● EXERCISE INPUT:
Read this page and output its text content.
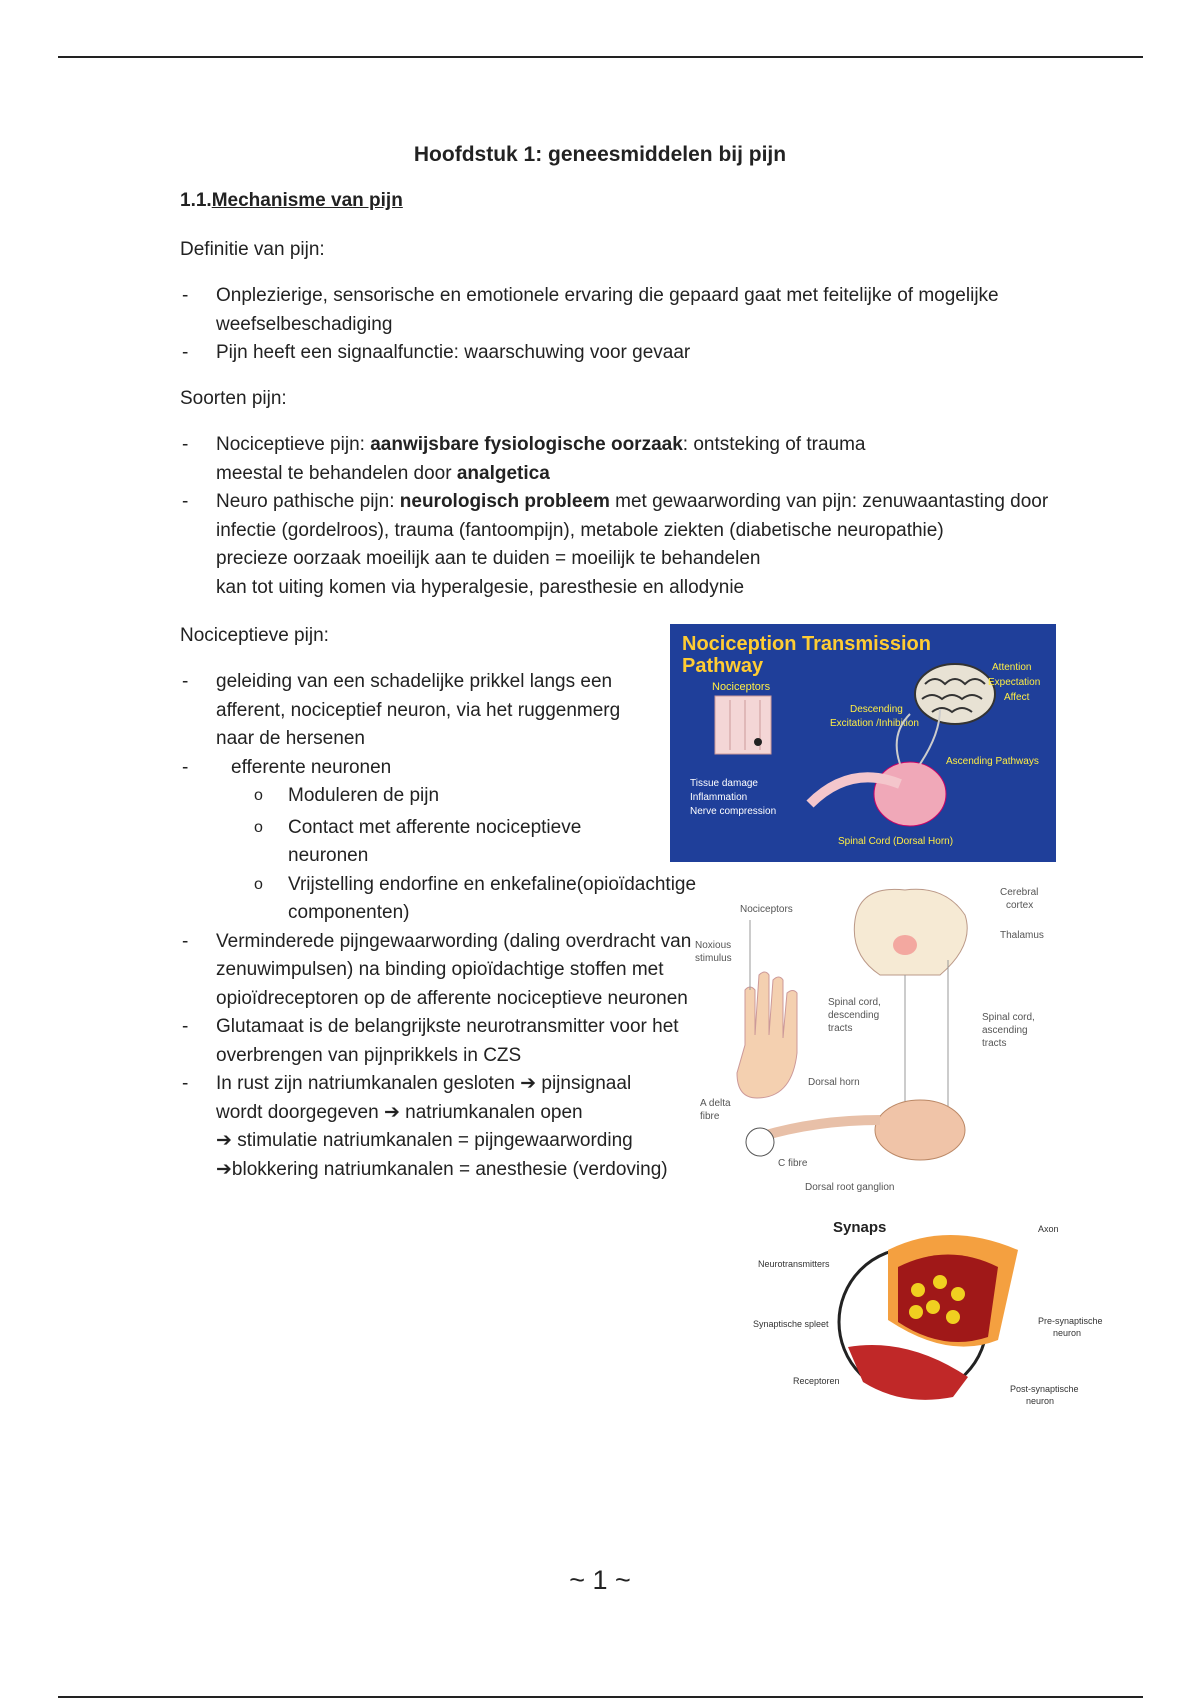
Hoofdstuk 1: geneesmiddelen bij pijn

1.1.Mechanisme van pijn

Definitie van pijn:

- Onplezierige, sensorische en emotionele ervaring die gepaard gaat met feitelijke of mogelijke weefselbeschadiging
- Pijn heeft een signaalfunctie: waarschuwing voor gevaar

Soorten pijn:

- Nociceptieve pijn: aanwijsbare fysiologische oorzaak: ontsteking of trauma
meestal te behandelen door analgetica
- Neuro pathische pijn: neurologisch probleem met gewaarwording van pijn: zenuwaantasting door infectie (gordelroos), trauma (fantoompijn), metabole ziekten (diabetische neuropathie)
precieze oorzaak moeilijk aan te duiden = moeilijk te behandelen
kan tot uiting komen via hyperalgesie, paresthesie en allodynie

Nociceptieve pijn:

- geleiding van een schadelijke prikkel langs een afferent, nociceptief neuron, via het ruggenmerg naar de hersenen
- efferente neuronen
o Moduleren de pijn
o Contact met afferente nociceptieve neuronen
o Vrijstelling endorfine en enkefaline(opioïdachtige componenten)
- Verminderede pijngewaarwording (daling overdracht van zenuwimpulsen) na binding opioïdachtige stoffen met opioïdreceptoren op de afferente nociceptieve neuronen
- Glutamaat is de belangrijkste neurotransmitter voor het overbrengen van pijnprikkels in CZS
- In rust zijn natriumkanalen gesloten ➔ pijnsignaal wordt doorgegeven ➔ natriumkanalen open
➔ stimulatie natriumkanalen = pijngewaarwording
➔blokkering natriumkanalen = anesthesie (verdoving)
Nociception Transmission
Pathway
Nociceptors
Attention
Expectation
Affect
Descending
Excitation /Inhibition
Ascending Pathways
Tissue damage
Inflammation
Nerve compression
Spinal Cord (Dorsal Horn)
Cerebral
cortex
Thalamus
Nociceptors
Noxious
stimulus
Spinal cord,
descending
tracts
Spinal cord,
ascending
tracts
Dorsal horn
A delta
fibre
C fibre
Dorsal root ganglion
Synaps	Axon
Neurotransmitters
Synaptische spleet	Pre-synaptische
neuron
Receptoren
Post-synaptische
neuron

~ 1 ~
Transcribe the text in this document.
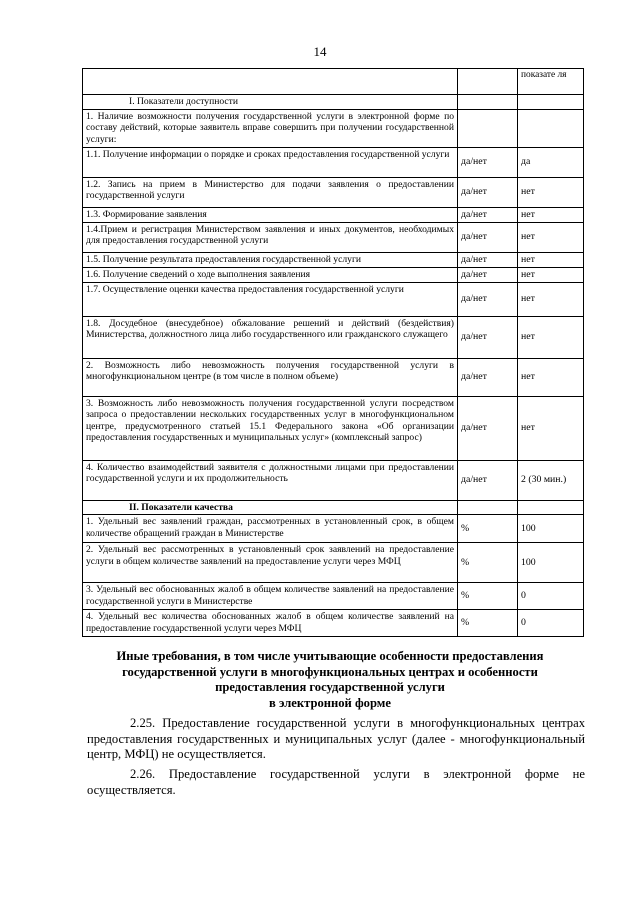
14
		показате ля
I. Показатели доступности		
1. Наличие возможности получения государственной услуги в электронной форме по составу действий, которые заявитель вправе совершить при получении государственной услуги:		
1.1. Получение информации о порядке и сроках предоставления государственной услуги	да/нет	да
1.2. Запись на прием в Министерство для подачи заявления о предоставлении государственной услуги	да/нет	нет
1.3. Формирование заявления	да/нет	нет
1.4.Прием и регистрация Министерством заявления и иных документов, необходимых для предоставления государственной услуги	да/нет	нет
1.5. Получение результата предоставления государственной услуги	да/нет	нет
1.6. Получение сведений о ходе выполнения заявления	да/нет	нет
1.7. Осуществление оценки качества предоставления государственной услуги	да/нет	нет
1.8. Досудебное (внесудебное) обжалование решений и действий (бездействия) Министерства, должностного лица либо государственного или гражданского служащего	да/нет	нет
2. Возможность либо невозможность получения государственной услуги в многофункциональном центре (в том числе в полном объеме)	да/нет	нет
3. Возможность либо невозможность получения государственной услуги посредством запроса о предоставлении нескольких государственных услуг в многофункциональном центре, предусмотренного статьей 15.1 Федерального закона «Об организации предоставления государственных и муниципальных услуг» (комплексный запрос)	да/нет	нет
4. Количество взаимодействий заявителя с должностными лицами при предоставлении государственной услуги и их продолжительность	да/нет	2 (30 мин.)
II. Показатели качества		
1. Удельный вес заявлений граждан, рассмотренных в установленный срок, в общем количестве обращений граждан в Министерстве	%	100
2. Удельный вес рассмотренных в установленный срок заявлений на предоставление услуги в общем количестве заявлений на предоставление услуги через МФЦ	%	100
3. Удельный вес обоснованных жалоб в общем количестве заявлений на предоставление государственной услуги в Министерстве	%	0
4. Удельный вес количества обоснованных жалоб в общем количестве заявлений на предоставление государственной услуги через МФЦ	%	0
Иные требования, в том числе учитывающие особенности предоставления
государственной услуги в многофункциональных центрах и особенности
предоставления государственной услуги
в электронной форме
2.25. Предоставление государственной услуги в многофункциональных центрах предоставления государственных и муниципальных услуг (далее - многофункциональный центр, МФЦ) не осуществляется.
2.26. Предоставление государственной услуги в электронной форме не осуществляется.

● WORK TO DO:
Restate each of the entries above word for word and skip every image.

● ANSWER BELOW:
Read this page and output its text content.
Hoofdstuk 1: geneesmiddelen bij pijn

1.1.Mechanisme van pijn

Definitie van pijn:

- Onplezierige, sensorische en emotionele ervaring die gepaard gaat met feitelijke of mogelijke weefselbeschadiging
- Pijn heeft een signaalfunctie: waarschuwing voor gevaar

Soorten pijn:

- Nociceptieve pijn: aanwijsbare fysiologische oorzaak: ontsteking of trauma
meestal te behandelen door analgetica
- Neuro pathische pijn: neurologisch probleem met gewaarwording van pijn: zenuwaantasting door infectie (gordelroos), trauma (fantoompijn), metabole ziekten (diabetische neuropathie)
precieze oorzaak moeilijk aan te duiden = moeilijk te behandelen
kan tot uiting komen via hyperalgesie, paresthesie en allodynie

Nociceptieve pijn:

- geleiding van een schadelijke prikkel langs een afferent, nociceptief neuron, via het ruggenmerg naar de hersenen
- efferente neuronen
o Moduleren de pijn
o Contact met afferente nociceptieve neuronen
o Vrijstelling endorfine en enkefaline(opioïdachtige componenten)
- Verminderede pijngewaarwording (daling overdracht van zenuwimpulsen) na binding opioïdachtige stoffen met opioïdreceptoren op de afferente nociceptieve neuronen
- Glutamaat is de belangrijkste neurotransmitter voor het overbrengen van pijnprikkels in CZS
- In rust zijn natriumkanalen gesloten ➔ pijnsignaal wordt doorgegeven ➔ natriumkanalen open
➔ stimulatie natriumkanalen = pijngewaarwording
➔blokkering natriumkanalen = anesthesie (verdoving)
Nociception Transmission
Pathway
Nociceptors
Attention
Expectation
Affect
Descending
Excitation /Inhibition
Ascending Pathways
Tissue damage
Inflammation
Nerve compression
Spinal Cord (Dorsal Horn)
Cerebral
cortex
Thalamus
Nociceptors
Noxious
stimulus
Spinal cord,
descending
tracts
Spinal cord,
ascending
tracts
Dorsal horn
A delta
fibre
C fibre
Dorsal root ganglion
Synaps	Axon
Neurotransmitters
Synaptische spleet	Pre-synaptische
neuron
Receptoren
Post-synaptische
neuron

~ 1 ~
Transcribe the text in this document.
14
		показате ля
I. Показатели доступности		
1. Наличие возможности получения государственной услуги в электронной форме по составу действий, которые заявитель вправе совершить при получении государственной услуги:		
1.1. Получение информации о порядке и сроках предоставления государственной услуги	да/нет	да
1.2. Запись на прием в Министерство для подачи заявления о предоставлении государственной услуги	да/нет	нет
1.3. Формирование заявления	да/нет	нет
1.4.Прием и регистрация Министерством заявления и иных документов, необходимых для предоставления государственной услуги	да/нет	нет
1.5. Получение результата предоставления государственной услуги	да/нет	нет
1.6. Получение сведений о ходе выполнения заявления	да/нет	нет
1.7. Осуществление оценки качества предоставления государственной услуги	да/нет	нет
1.8. Досудебное (внесудебное) обжалование решений и действий (бездействия) Министерства, должностного лица либо государственного или гражданского служащего	да/нет	нет
2. Возможность либо невозможность получения государственной услуги в многофункциональном центре (в том числе в полном объеме)	да/нет	нет
3. Возможность либо невозможность получения государственной услуги посредством запроса о предоставлении нескольких государственных услуг в многофункциональном центре, предусмотренного статьей 15.1 Федерального закона «Об организации предоставления государственных и муниципальных услуг» (комплексный запрос)	да/нет	нет
4. Количество взаимодействий заявителя с должностными лицами при предоставлении государственной услуги и их продолжительность	да/нет	2 (30 мин.)
II. Показатели качества		
1. Удельный вес заявлений граждан, рассмотренных в установленный срок, в общем количестве обращений граждан в Министерстве	%	100
2. Удельный вес рассмотренных в установленный срок заявлений на предоставление услуги в общем количестве заявлений на предоставление услуги через МФЦ	%	100
3. Удельный вес обоснованных жалоб в общем количестве заявлений на предоставление государственной услуги в Министерстве	%	0
4. Удельный вес количества обоснованных жалоб в общем количестве заявлений на предоставление государственной услуги через МФЦ	%	0
Иные требования, в том числе учитывающие особенности предоставления
государственной услуги в многофункциональных центрах и особенности
предоставления государственной услуги
в электронной форме
2.25. Предоставление государственной услуги в многофункциональных центрах предоставления государственных и муниципальных услуг (далее - многофункциональный центр, МФЦ) не осуществляется.
2.26. Предоставление государственной услуги в электронной форме не осуществляется.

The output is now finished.